- _Exercise aim_:
Note how many lines contain "你认为下列区域比较适宜种植甘" and give that number, with nothing else.

Data records
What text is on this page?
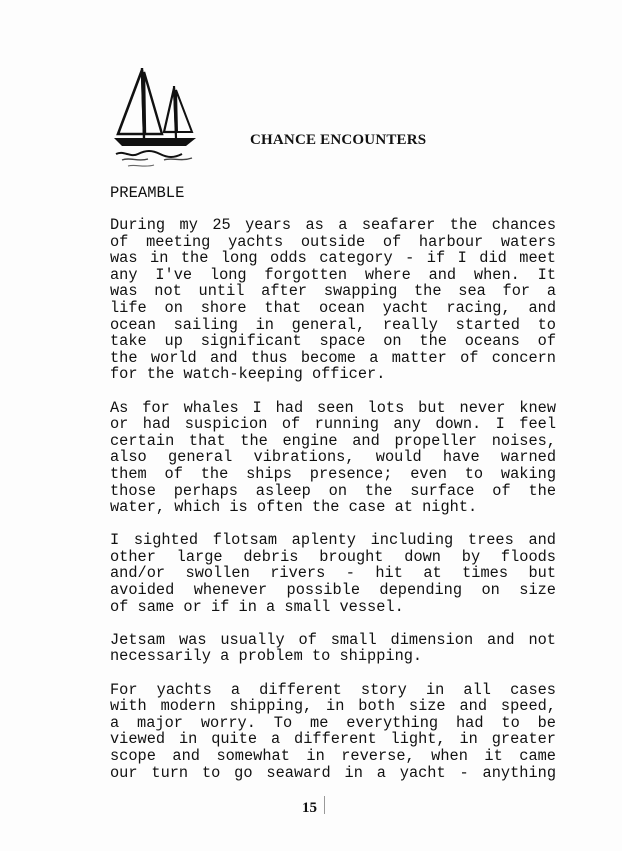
CHANCE ENCOUNTERS
PREAMBLE
During my 25 years as a seafarer the chances
of meeting yachts outside of harbour waters
was in the long odds category - if I did meet
any I've long forgotten where and when. It
was not until after swapping the sea for a
life on shore that ocean yacht racing, and
ocean sailing in general, really started to
take up significant space on the oceans of
the world and thus become a matter of concern
for the watch-keeping officer.
As for whales I had seen lots but never knew
or had suspicion of running any down. I feel
certain that the engine and propeller noises,
also general vibrations, would have warned
them of the ships presence; even to waking
those perhaps asleep on the surface of the
water, which is often the case at night.
I sighted flotsam aplenty including trees and
other large debris brought down by floods
and/or swollen rivers - hit at times but
avoided whenever possible depending on size
of same or if in a small vessel.
Jetsam was usually of small dimension and not
necessarily a problem to shipping.
For yachts a different story in all cases
with modern shipping, in both size and speed,
a major worry. To me everything had to be
viewed in quite a different light, in greater
scope and somewhat in reverse, when it came
our turn to go seaward in a yacht - anything
15
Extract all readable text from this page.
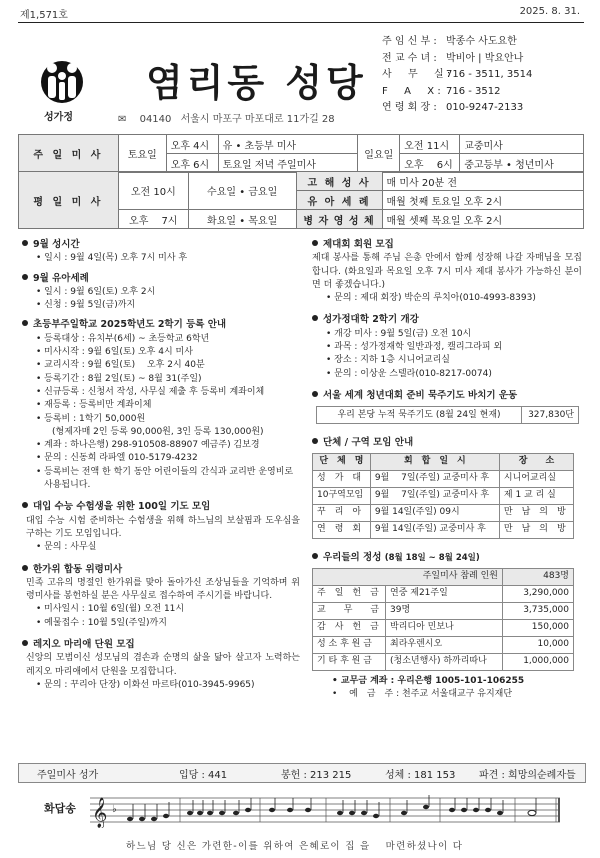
제1,571호	2025. 8. 31.
성가정
염리동 성당
✉ 04140 서울시 마포구 마포대로 11가길 28
주 임 신 부 : 박종수 사도요한
전 교 수 녀 : 박비아 | 박요안나
사 　 무 　 실 :716 - 3511, 3514
F 　 A 　 X : 716 - 3512
연 령 회 장 : 010-9247-2133
주 일 미 사	토요일	오후 4시	유 • 초등부 미사	일요일	오전 11시	교중미사
		오후 6시	토요일 저녁 주일미사		오후 　6시	중고등부 • 청년미사
평 일 미 사	오전 10시	수요일 • 금요일	고 해 성 사	매 미사 20분 전
			유 아 세 례	매월 첫째 토요일 오후 2시
	오후 　7시	화요일 • 목요일	병 자 영 성 체	매월 셋째 목요일 오후 2시
9월 성시간

• 일시 : 9월 4일(목) 오후 7시 미사 후

9월 유아세례

• 일시 : 9월 6일(토) 오후 2시

• 신청 : 9월 5일(금)까지

초등부주일학교 2025학년도 2학기 등록 안내

• 등록대상 : 유치부(6세) ~ 초등학교 6학년

• 미사시작 : 9월 6일(토) 오후 4시 미사

• 교리시작 : 9월 6일(토) 　오후 2시 40분

• 등록기간 : 8월 2일(토) ~ 8월 31(주일)

• 신규등록 : 신청서 작성, 사무실 제출 후 등록비 계좌이체

• 재등록 : 등록비만 계좌이체

• 등록비 : 1학기 50,000원

(형제자매 2인 등록 90,000원, 3인 등록 130,000원)

• 계좌 : 하나은행) 298-910508-88907 예금주) 김보경

• 문의 : 신동희 라파엘 010-5179-4232

• 등록비는 전액 한 학기 동안 어린이들의 간식과 교리반 운영비로 사용됩니다.

대입 수능 수험생을 위한 100일 기도 모임

대입 수능 시험 준비하는 수험생을 위해 하느님의 보살핌과 도우심을 구하는 기도 모임입니다.

• 문의 : 사무실

한가위 합동 위령미사

민족 고유의 명절인 한가위를 맞아 돌아가신 조상님들을 기억하며 위령미사를 봉헌하실 분은 사무실로 접수하여 주시기를 바랍니다.

• 미사일시 : 10월 6일(월) 오전 11시

• 예물접수 : 10월 5일(주일)까지

레지오 마리애 단원 모집

신앙의 모범이신 성모님의 겸손과 순명의 삶을 닮아 살고자 노력하는 레지오 마리애에서 단원을 모집합니다.

• 문의 : 꾸리아 단장) 이화선 마르타(010-3945-9965)

제대회 회원 모집

제대 봉사를 통해 주님 은총 안에서 함께 성장해 나갈 자매님을 모집합니다. (화요일과 목요일 오후 7시 미사 제대 봉사가 가능하신 분이면 더 좋겠습니다.)

• 문의 : 제대 회장) 박순의 루치아(010-4993-8393)

성가정대학 2학기 개강

• 개강 미사 : 9월 5일(금) 오전 10시

• 과목 : 성가정재학 일반과정, 캘리그라피 외

• 장소 : 지하 1층 시니어교리실

• 문의 : 이상운 스텔라(010-8217-0074)

서울 세계 청년대회 준비 묵주기도 바치기 운동
우리 본당 누적 묵주기도 (8월 24일 현재)	327,830단
단체 / 구역 모임 안내
단　체　명	회　합　일　시	장　　소
성　가　대	9월 　7일(주일) 교중미사 후	시니어교리실
10구역모임	9월 　7일(주일) 교중미사 후	제 1 교 리 실
꾸　리　아	9월 14일(주일) 09시	만　남　의　방
연　령　회	9월 14일(주일) 교중미사 후	만　남　의　방
우리들의 정성 (8월 18일 ~ 8월 24일)
주일미사 참례 인원		483명
주　일　헌　금	연중 제21주일	3,290,000
교　　무　　금	39명	3,735,000
감　사　헌　금	박리디아 민보나	150,000
성 소 후 원 금	최라우렌시오	10,000
기 타 후 원 금	(청소년행사) 하까리따나	1,000,000

• 교무금 계좌 : 우리은행 1005-101-106255

• 　예　금　주 : 천주교 서울대교구 유지재단

주일미사 성가	입당 : 441	봉헌 : 213 215	성체 : 181 153 파견 : 희망의순례자들
화답송 𝄞 ♭
하느님 당 신은 가련한-이를 위하여 은혜로이 집 을 　마련하셨나이 다
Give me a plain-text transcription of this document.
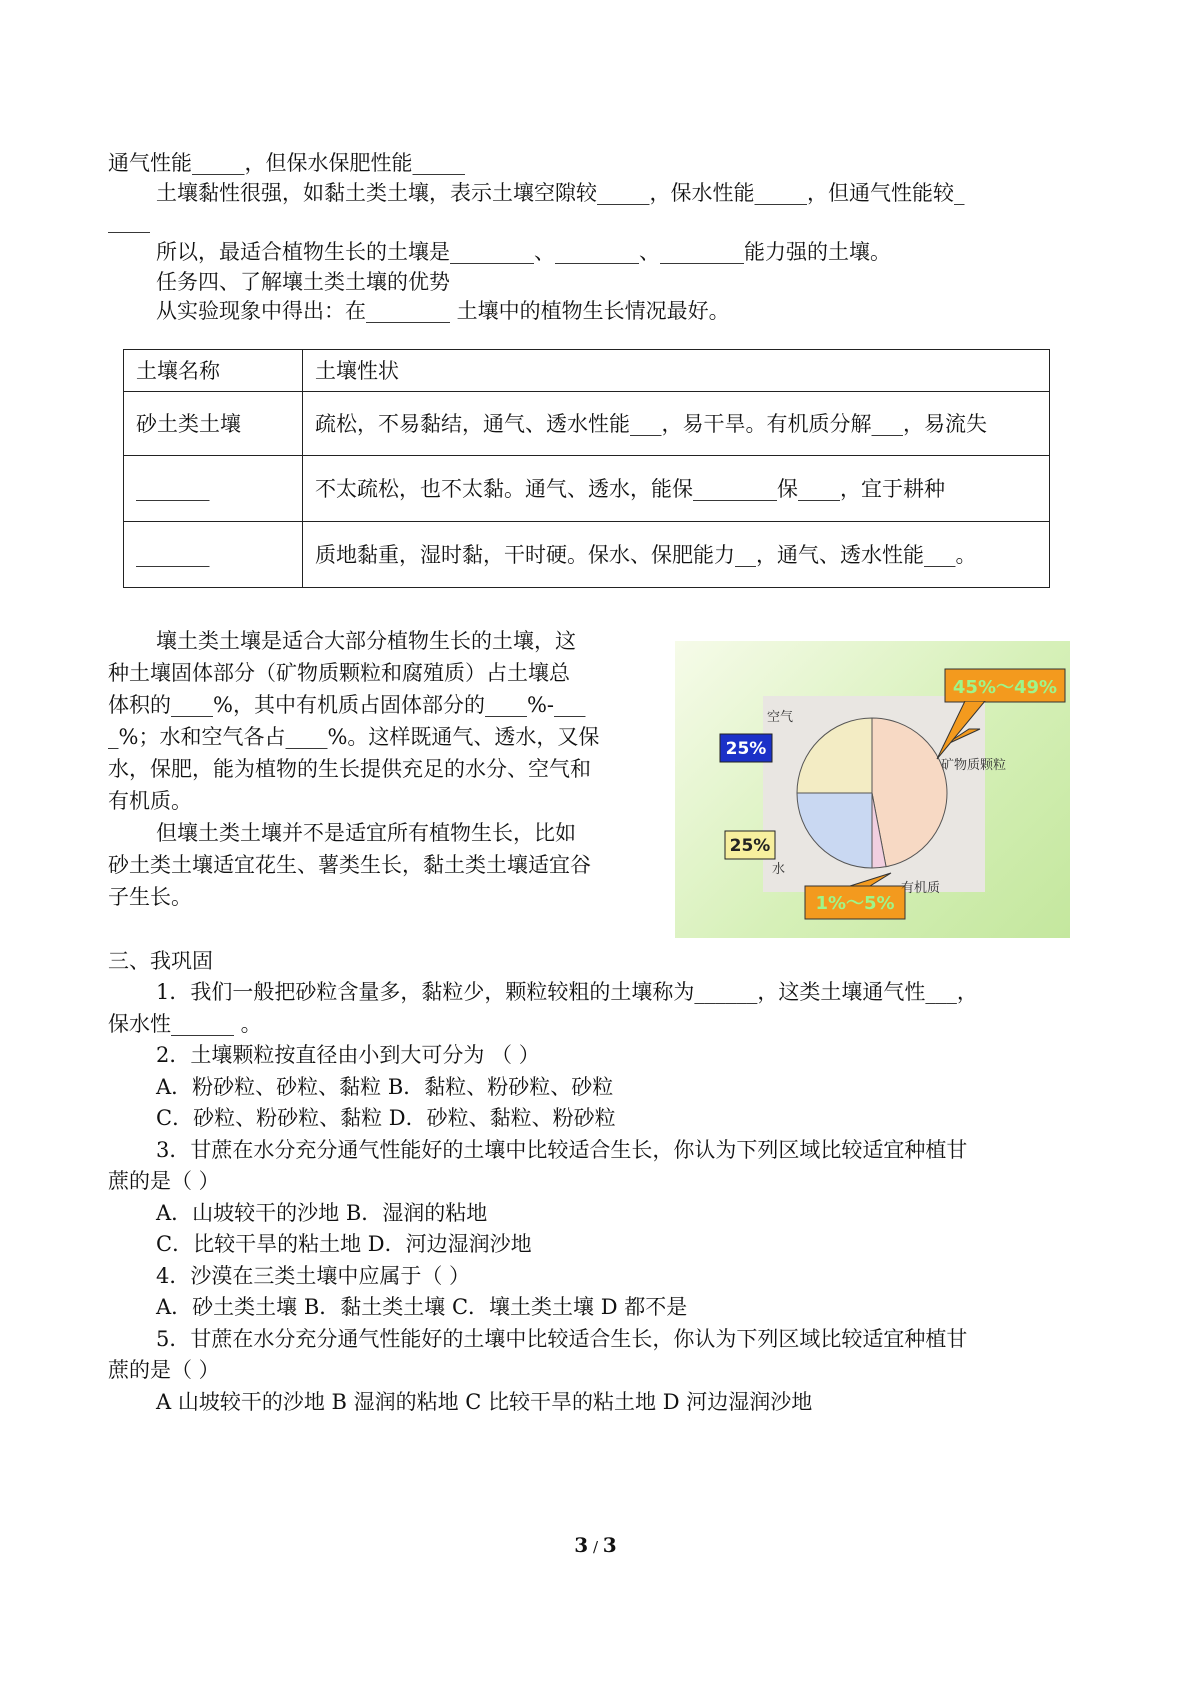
通气性能_____，但保水保肥性能_____
土壤黏性很强，如黏土类土壤，表示土壤空隙较_____，保水性能_____，但通气性能较_
____
所以，最适合植物生长的土壤是________、________、________能力强的土壤。
任务四、了解壤土类土壤的优势
从实验现象中得出：在________ 土壤中的植物生长情况最好。
土壤名称	土壤性状
砂土类土壤	疏松，不易黏结，通气、透水性能___，易干旱。有机质分解___，易流失
_______	不太疏松，也不太黏。通气、透水，能保________保____，宜于耕种
_______	质地黏重，湿时黏，干时硬。保水、保肥能力__，通气、透水性能___。
壤土类土壤是适合大部分植物生长的土壤，这
种土壤固体部分（矿物质颗粒和腐殖质）占土壤总
体积的____%，其中有机质占固体部分的____%-___
_%；水和空气各占____%。这样既通气、透水，又保
水，保肥，能为植物的生长提供充足的水分、空气和
有机质。
但壤土类土壤并不是适宜所有植物生长，比如
砂土类土壤适宜花生、薯类生长，黏土类土壤适宜谷
子生长。
45%～49%
1%～5%
25%
25%
空气
水
有机质
矿物质颗粒
三、我巩固
1．我们一般把砂粒含量多，黏粒少，颗粒较粗的土壤称为______，这类土壤通气性___，
保水性______ 。
2．土壤颗粒按直径由小到大可分为 （ ）
A．粉砂粒、砂粒、黏粒 B．黏粒、粉砂粒、砂粒
C．砂粒、粉砂粒、黏粒 D．砂粒、黏粒、粉砂粒
3．甘蔗在水分充分通气性能好的土壤中比较适合生长，你认为下列区域比较适宜种植甘
蔗的是（ ）
A．山坡较干的沙地 B．湿润的粘地
C．比较干旱的粘土地 D．河边湿润沙地
4．沙漠在三类土壤中应属于（ ）
A．砂土类土壤 B．黏土类土壤 C．壤土类土壤 D 都不是
5．甘蔗在水分充分通气性能好的土壤中比较适合生长，你认为下列区域比较适宜种植甘
蔗的是（ ）
A 山坡较干的沙地 B 湿润的粘地 C 比较干旱的粘土地 D 河边湿润沙地
3 / 3
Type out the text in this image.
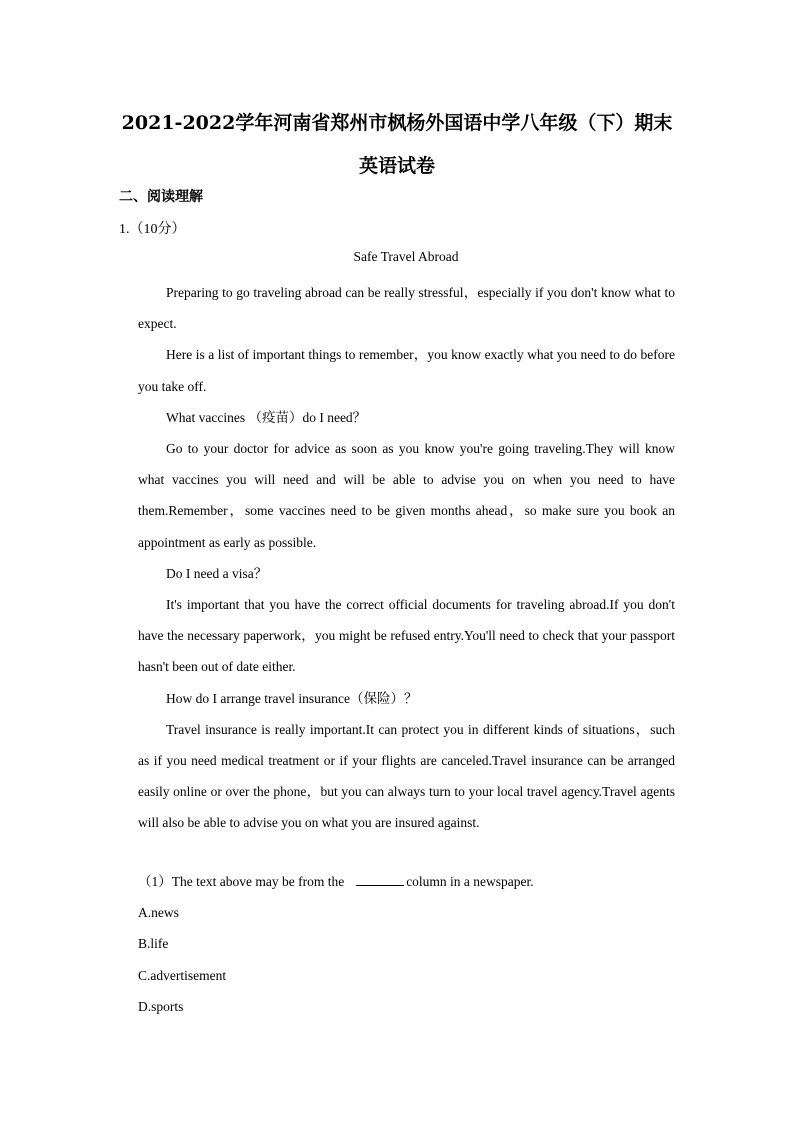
2021-2022学年河南省郑州市枫杨外国语中学八年级（下）期末
英语试卷
二、阅读理解
1.（10分）
Safe Travel Abroad

Preparing to go traveling abroad can be really stressful，especially if you don't know what to expect.

Here is a list of important things to remember，you know exactly what you need to do before you take off.

What vaccines （疫苗）do I need？

Go to your doctor for advice as soon as you know you're going traveling.They will know what vaccines you will need and will be able to advise you on when you need to have them.Remember，some vaccines need to be given months ahead，so make sure you book an appointment as early as possible.

Do I need a visa？

It's important that you have the correct official documents for traveling abroad.If you don't have the necessary paperwork，you might be refused entry.You'll need to check that your passport hasn't been out of date either.

How do I arrange travel insurance（保险）？

Travel insurance is really important.It can protect you in different kinds of situations，such as if you need medical treatment or if your flights are canceled.Travel insurance can be arranged easily online or over the phone，but you can always turn to your local travel agency.Travel agents will also be able to advise you on what you are insured against.

（1）The text above may be from the	column in a newspaper.

A.news

B.life

C.advertisement

D.sports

- _Output_:
2